Rows from a layout dataset:
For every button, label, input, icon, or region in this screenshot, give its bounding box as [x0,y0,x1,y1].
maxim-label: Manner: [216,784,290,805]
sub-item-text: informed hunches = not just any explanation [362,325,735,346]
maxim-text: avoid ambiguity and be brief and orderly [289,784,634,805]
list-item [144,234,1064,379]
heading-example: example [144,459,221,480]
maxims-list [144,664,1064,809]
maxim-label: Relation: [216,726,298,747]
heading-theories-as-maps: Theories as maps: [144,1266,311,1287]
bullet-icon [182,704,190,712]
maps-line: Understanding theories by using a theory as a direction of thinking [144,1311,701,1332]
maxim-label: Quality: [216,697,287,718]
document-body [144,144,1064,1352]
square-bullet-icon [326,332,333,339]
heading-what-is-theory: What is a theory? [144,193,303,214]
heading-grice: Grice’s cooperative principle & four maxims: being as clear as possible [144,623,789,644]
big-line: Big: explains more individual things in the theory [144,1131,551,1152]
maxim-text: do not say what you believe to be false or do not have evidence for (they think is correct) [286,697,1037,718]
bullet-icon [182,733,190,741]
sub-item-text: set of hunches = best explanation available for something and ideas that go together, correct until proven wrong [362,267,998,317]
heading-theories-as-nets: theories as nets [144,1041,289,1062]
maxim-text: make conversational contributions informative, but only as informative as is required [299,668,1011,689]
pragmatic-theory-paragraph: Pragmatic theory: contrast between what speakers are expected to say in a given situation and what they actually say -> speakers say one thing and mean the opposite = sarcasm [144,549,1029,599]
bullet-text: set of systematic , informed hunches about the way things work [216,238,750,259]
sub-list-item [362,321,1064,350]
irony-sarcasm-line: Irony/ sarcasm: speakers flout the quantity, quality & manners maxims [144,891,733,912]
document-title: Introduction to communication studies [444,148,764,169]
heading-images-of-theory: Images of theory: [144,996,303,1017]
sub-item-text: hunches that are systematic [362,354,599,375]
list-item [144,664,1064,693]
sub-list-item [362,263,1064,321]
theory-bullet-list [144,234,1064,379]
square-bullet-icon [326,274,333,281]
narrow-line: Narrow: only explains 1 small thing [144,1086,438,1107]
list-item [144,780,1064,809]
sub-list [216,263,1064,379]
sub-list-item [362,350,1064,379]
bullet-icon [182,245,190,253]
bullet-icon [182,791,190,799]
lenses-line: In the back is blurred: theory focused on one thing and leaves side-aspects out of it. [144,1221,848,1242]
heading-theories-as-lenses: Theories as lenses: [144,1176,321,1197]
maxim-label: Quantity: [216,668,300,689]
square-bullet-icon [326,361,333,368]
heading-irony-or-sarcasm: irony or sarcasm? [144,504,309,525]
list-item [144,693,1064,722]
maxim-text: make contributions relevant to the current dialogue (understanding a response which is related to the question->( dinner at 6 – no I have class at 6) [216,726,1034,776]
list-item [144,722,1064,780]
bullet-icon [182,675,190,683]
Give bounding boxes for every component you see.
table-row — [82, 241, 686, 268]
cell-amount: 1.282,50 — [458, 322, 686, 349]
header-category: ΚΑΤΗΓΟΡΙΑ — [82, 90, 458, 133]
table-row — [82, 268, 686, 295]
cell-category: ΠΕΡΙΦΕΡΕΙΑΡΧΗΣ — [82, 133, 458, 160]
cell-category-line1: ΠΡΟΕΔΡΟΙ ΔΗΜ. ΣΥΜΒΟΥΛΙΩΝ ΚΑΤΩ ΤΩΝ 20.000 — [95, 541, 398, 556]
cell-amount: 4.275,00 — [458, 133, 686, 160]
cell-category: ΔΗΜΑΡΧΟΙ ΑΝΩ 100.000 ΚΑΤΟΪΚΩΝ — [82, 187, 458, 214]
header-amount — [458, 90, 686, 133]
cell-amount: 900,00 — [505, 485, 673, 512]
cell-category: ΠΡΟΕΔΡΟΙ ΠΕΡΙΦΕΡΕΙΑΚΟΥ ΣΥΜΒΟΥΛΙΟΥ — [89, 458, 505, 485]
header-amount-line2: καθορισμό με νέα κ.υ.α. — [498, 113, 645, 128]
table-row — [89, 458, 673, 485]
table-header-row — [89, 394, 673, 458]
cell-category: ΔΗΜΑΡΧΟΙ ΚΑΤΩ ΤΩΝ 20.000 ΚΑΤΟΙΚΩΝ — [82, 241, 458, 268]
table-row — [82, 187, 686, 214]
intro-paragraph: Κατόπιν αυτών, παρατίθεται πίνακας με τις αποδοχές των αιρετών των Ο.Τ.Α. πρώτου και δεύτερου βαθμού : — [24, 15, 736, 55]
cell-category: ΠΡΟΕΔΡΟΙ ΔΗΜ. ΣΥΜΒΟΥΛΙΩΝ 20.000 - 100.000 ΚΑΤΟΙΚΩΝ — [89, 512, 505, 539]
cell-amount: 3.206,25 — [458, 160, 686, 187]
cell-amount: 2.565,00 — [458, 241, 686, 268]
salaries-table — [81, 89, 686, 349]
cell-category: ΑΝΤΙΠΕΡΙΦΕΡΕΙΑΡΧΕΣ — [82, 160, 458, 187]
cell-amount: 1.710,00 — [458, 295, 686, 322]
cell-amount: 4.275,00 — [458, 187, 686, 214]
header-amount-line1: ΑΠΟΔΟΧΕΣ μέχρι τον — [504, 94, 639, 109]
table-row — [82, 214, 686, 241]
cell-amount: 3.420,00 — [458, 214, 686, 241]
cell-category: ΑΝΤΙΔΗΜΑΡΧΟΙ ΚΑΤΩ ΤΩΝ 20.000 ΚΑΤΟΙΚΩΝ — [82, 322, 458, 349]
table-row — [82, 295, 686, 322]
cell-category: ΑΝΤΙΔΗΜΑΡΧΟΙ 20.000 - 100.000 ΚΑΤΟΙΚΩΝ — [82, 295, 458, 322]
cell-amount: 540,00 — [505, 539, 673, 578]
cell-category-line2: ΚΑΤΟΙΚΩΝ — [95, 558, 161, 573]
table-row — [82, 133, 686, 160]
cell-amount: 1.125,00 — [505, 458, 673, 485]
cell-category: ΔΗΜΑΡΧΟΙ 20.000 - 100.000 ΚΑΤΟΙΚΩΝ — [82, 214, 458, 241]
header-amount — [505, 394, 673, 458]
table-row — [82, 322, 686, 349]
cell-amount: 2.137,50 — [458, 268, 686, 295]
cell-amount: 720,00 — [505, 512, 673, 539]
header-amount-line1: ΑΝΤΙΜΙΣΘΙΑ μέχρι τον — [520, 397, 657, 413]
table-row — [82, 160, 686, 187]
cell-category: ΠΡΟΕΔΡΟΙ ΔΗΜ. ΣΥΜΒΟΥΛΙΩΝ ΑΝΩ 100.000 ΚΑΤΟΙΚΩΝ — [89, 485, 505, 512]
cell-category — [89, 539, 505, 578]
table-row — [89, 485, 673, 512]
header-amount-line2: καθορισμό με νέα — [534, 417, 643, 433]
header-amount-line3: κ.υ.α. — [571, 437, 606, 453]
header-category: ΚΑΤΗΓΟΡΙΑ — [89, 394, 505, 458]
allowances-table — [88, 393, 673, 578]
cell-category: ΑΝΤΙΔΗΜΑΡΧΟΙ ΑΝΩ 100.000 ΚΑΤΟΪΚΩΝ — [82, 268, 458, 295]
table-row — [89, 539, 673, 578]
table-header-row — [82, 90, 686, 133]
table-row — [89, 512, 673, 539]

EXERCISE OBJECTIVE:
Output every line of the items above unchanged, from the first item through the last.

ANSWER TO THIS EXERCISE:
For every button, label, input, icon, or region in this screenshot, give its bounding box as [x0,y0,x1,y1].
maxim-label: Manner: [216,784,290,805]
sub-item-text: informed hunches = not just any explanation [362,325,735,346]
maxim-text: avoid ambiguity and be brief and orderly [289,784,634,805]
list-item [144,234,1064,379]
heading-example: example [144,459,221,480]
maxims-list [144,664,1064,809]
maxim-label: Relation: [216,726,298,747]
heading-theories-as-maps: Theories as maps: [144,1266,311,1287]
bullet-icon [182,704,190,712]
maps-line: Understanding theories by using a theory as a direction of thinking [144,1311,701,1332]
maxim-label: Quality: [216,697,287,718]
document-body [144,144,1064,1352]
square-bullet-icon [326,332,333,339]
heading-what-is-theory: What is a theory? [144,193,303,214]
heading-grice: Grice’s cooperative principle & four maxims: being as clear as possible [144,623,789,644]
big-line: Big: explains more individual things in the theory [144,1131,551,1152]
maxim-text: do not say what you believe to be false or do not have evidence for (they think is correct) [286,697,1037,718]
bullet-icon [182,733,190,741]
sub-item-text: set of hunches = best explanation available for something and ideas that go together, correct until proven wrong [362,267,998,317]
heading-theories-as-nets: theories as nets [144,1041,289,1062]
maxim-text: make conversational contributions informative, but only as informative as is required [299,668,1011,689]
pragmatic-theory-paragraph: Pragmatic theory: contrast between what speakers are expected to say in a given situation and what they actually say -> speakers say one thing and mean the opposite = sarcasm [144,549,1029,599]
bullet-text: set of systematic , informed hunches about the way things work [216,238,750,259]
sub-list-item [362,321,1064,350]
irony-sarcasm-line: Irony/ sarcasm: speakers flout the quantity, quality & manners maxims [144,891,733,912]
document-title: Introduction to communication studies [444,148,764,169]
heading-images-of-theory: Images of theory: [144,996,303,1017]
sub-item-text: hunches that are systematic [362,354,599,375]
list-item [144,664,1064,693]
sub-list-item [362,263,1064,321]
theory-bullet-list [144,234,1064,379]
square-bullet-icon [326,274,333,281]
narrow-line: Narrow: only explains 1 small thing [144,1086,438,1107]
list-item [144,780,1064,809]
sub-list [216,263,1064,379]
sub-list-item [362,350,1064,379]
bullet-icon [182,245,190,253]
bullet-icon [182,791,190,799]
lenses-line: In the back is blurred: theory focused on one thing and leaves side-aspects out of it. [144,1221,848,1242]
heading-theories-as-lenses: Theories as lenses: [144,1176,321,1197]
maxim-label: Quantity: [216,668,300,689]
square-bullet-icon [326,361,333,368]
heading-irony-or-sarcasm: irony or sarcasm? [144,504,309,525]
list-item [144,693,1064,722]
maxim-text: make contributions relevant to the current dialogue (understanding a response which is related to the question->( dinner at 6 – no I have class at 6) [216,726,1034,776]
list-item [144,722,1064,780]
bullet-icon [182,675,190,683]
Give bounding boxes for every component you see.
table-row — [82, 241, 686, 268]
cell-amount: 1.282,50 — [458, 322, 686, 349]
header-category: ΚΑΤΗΓΟΡΙΑ — [82, 90, 458, 133]
table-row — [82, 268, 686, 295]
cell-category: ΠΕΡΙΦΕΡΕΙΑΡΧΗΣ — [82, 133, 458, 160]
cell-category-line1: ΠΡΟΕΔΡΟΙ ΔΗΜ. ΣΥΜΒΟΥΛΙΩΝ ΚΑΤΩ ΤΩΝ 20.000 — [95, 541, 398, 556]
cell-amount: 4.275,00 — [458, 133, 686, 160]
cell-category: ΔΗΜΑΡΧΟΙ ΑΝΩ 100.000 ΚΑΤΟΪΚΩΝ — [82, 187, 458, 214]
header-amount — [458, 90, 686, 133]
cell-amount: 900,00 — [505, 485, 673, 512]
cell-category: ΠΡΟΕΔΡΟΙ ΠΕΡΙΦΕΡΕΙΑΚΟΥ ΣΥΜΒΟΥΛΙΟΥ — [89, 458, 505, 485]
header-amount-line2: καθορισμό με νέα κ.υ.α. — [498, 113, 645, 128]
table-row — [89, 458, 673, 485]
table-header-row — [89, 394, 673, 458]
cell-category: ΔΗΜΑΡΧΟΙ ΚΑΤΩ ΤΩΝ 20.000 ΚΑΤΟΙΚΩΝ — [82, 241, 458, 268]
table-row — [82, 187, 686, 214]
intro-paragraph: Κατόπιν αυτών, παρατίθεται πίνακας με τις αποδοχές των αιρετών των Ο.Τ.Α. πρώτου και δεύτερου βαθμού : — [24, 15, 736, 55]
cell-category: ΠΡΟΕΔΡΟΙ ΔΗΜ. ΣΥΜΒΟΥΛΙΩΝ 20.000 - 100.000 ΚΑΤΟΙΚΩΝ — [89, 512, 505, 539]
cell-amount: 3.206,25 — [458, 160, 686, 187]
cell-amount: 2.565,00 — [458, 241, 686, 268]
salaries-table — [81, 89, 686, 349]
cell-category: ΑΝΤΙΠΕΡΙΦΕΡΕΙΑΡΧΕΣ — [82, 160, 458, 187]
cell-amount: 1.710,00 — [458, 295, 686, 322]
cell-amount: 4.275,00 — [458, 187, 686, 214]
header-amount-line1: ΑΠΟΔΟΧΕΣ μέχρι τον — [504, 94, 639, 109]
table-row — [82, 214, 686, 241]
cell-amount: 3.420,00 — [458, 214, 686, 241]
cell-category: ΑΝΤΙΔΗΜΑΡΧΟΙ ΚΑΤΩ ΤΩΝ 20.000 ΚΑΤΟΙΚΩΝ — [82, 322, 458, 349]
table-row — [82, 295, 686, 322]
cell-category: ΑΝΤΙΔΗΜΑΡΧΟΙ 20.000 - 100.000 ΚΑΤΟΙΚΩΝ — [82, 295, 458, 322]
cell-amount: 540,00 — [505, 539, 673, 578]
cell-category-line2: ΚΑΤΟΙΚΩΝ — [95, 558, 161, 573]
table-row — [82, 133, 686, 160]
cell-amount: 1.125,00 — [505, 458, 673, 485]
cell-category: ΔΗΜΑΡΧΟΙ 20.000 - 100.000 ΚΑΤΟΙΚΩΝ — [82, 214, 458, 241]
header-amount — [505, 394, 673, 458]
table-row — [82, 322, 686, 349]
cell-amount: 2.137,50 — [458, 268, 686, 295]
cell-amount: 720,00 — [505, 512, 673, 539]
header-amount-line1: ΑΝΤΙΜΙΣΘΙΑ μέχρι τον — [520, 397, 657, 413]
table-row — [82, 160, 686, 187]
cell-category: ΠΡΟΕΔΡΟΙ ΔΗΜ. ΣΥΜΒΟΥΛΙΩΝ ΑΝΩ 100.000 ΚΑΤΟΙΚΩΝ — [89, 485, 505, 512]
cell-category — [89, 539, 505, 578]
table-row — [89, 485, 673, 512]
header-amount-line2: καθορισμό με νέα — [534, 417, 643, 433]
header-amount-line3: κ.υ.α. — [571, 437, 606, 453]
header-category: ΚΑΤΗΓΟΡΙΑ — [89, 394, 505, 458]
allowances-table — [88, 393, 673, 578]
cell-category: ΑΝΤΙΔΗΜΑΡΧΟΙ ΑΝΩ 100.000 ΚΑΤΟΪΚΩΝ — [82, 268, 458, 295]
table-row — [89, 539, 673, 578]
table-header-row — [82, 90, 686, 133]
table-row — [89, 512, 673, 539]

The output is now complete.